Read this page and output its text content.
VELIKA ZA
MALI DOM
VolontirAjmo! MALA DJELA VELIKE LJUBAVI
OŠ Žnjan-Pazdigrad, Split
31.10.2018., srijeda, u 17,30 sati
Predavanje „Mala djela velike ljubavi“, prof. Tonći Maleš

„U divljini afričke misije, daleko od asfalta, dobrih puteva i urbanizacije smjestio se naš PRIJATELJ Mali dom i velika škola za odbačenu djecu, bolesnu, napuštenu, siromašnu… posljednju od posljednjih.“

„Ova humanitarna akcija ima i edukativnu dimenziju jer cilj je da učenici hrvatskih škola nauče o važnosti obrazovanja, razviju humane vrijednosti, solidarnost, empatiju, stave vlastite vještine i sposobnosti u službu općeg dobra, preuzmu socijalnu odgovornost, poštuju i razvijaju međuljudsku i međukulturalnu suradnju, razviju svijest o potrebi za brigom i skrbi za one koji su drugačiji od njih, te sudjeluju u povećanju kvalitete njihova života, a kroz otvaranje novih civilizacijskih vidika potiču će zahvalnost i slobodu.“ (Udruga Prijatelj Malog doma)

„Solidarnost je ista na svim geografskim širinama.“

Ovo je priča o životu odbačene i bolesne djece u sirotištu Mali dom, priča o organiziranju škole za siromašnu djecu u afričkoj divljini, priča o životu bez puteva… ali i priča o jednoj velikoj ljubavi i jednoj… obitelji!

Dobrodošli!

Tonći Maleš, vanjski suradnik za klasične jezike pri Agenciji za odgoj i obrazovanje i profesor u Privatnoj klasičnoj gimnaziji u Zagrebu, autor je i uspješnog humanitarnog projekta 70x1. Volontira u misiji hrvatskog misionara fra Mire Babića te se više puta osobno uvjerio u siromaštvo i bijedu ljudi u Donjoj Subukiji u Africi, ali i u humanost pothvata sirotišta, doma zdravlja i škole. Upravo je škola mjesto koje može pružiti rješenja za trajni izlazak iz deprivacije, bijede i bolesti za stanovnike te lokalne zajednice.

--

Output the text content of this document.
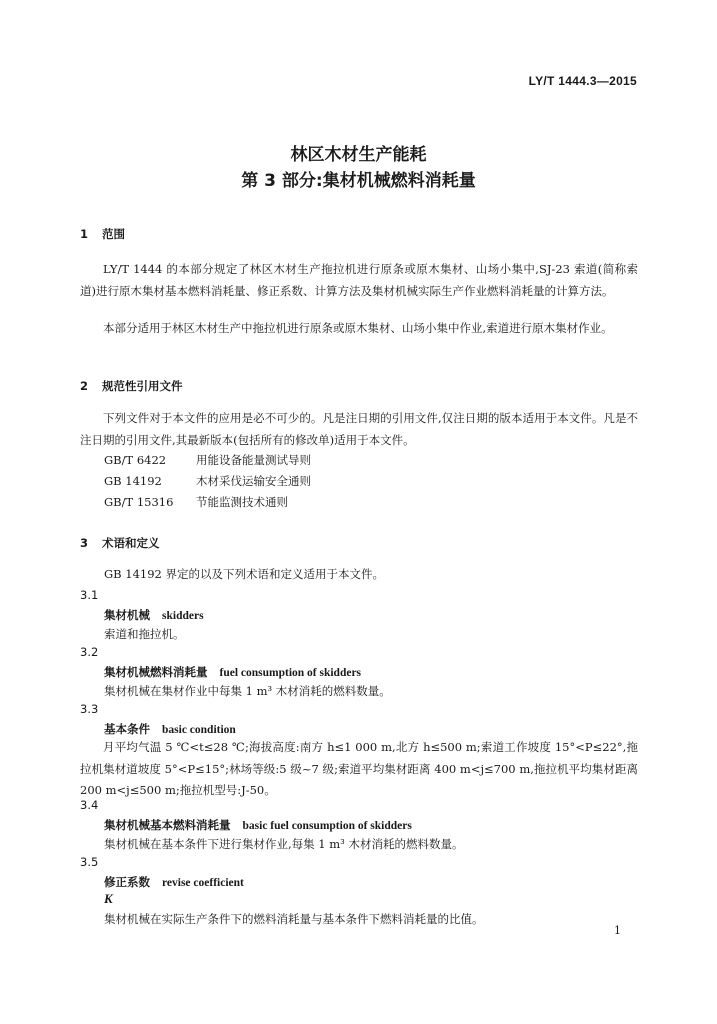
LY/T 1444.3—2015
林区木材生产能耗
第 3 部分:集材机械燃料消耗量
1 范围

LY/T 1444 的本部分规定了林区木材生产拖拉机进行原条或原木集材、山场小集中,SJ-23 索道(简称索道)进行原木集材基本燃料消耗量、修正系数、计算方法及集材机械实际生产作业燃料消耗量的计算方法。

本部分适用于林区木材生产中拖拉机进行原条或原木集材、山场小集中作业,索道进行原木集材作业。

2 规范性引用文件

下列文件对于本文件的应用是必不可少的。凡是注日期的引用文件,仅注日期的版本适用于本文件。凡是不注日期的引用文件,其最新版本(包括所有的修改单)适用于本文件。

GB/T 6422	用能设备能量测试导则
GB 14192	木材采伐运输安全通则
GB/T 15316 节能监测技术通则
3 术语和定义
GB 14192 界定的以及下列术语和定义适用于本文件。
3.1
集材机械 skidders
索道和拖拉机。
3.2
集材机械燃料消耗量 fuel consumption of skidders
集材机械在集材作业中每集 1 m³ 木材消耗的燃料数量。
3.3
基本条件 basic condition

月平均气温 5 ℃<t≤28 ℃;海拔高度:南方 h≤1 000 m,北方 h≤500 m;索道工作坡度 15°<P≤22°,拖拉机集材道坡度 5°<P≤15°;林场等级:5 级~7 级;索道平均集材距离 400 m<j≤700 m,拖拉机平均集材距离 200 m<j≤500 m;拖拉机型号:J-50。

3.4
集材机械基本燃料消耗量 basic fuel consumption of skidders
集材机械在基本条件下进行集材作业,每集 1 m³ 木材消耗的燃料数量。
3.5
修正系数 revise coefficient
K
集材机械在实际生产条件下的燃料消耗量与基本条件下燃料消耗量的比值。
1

_GIVEN PROBLEM_:
Across the entries above, how many lines contain "this"? Provide only the count.

_CORRECT ANSWER_:
2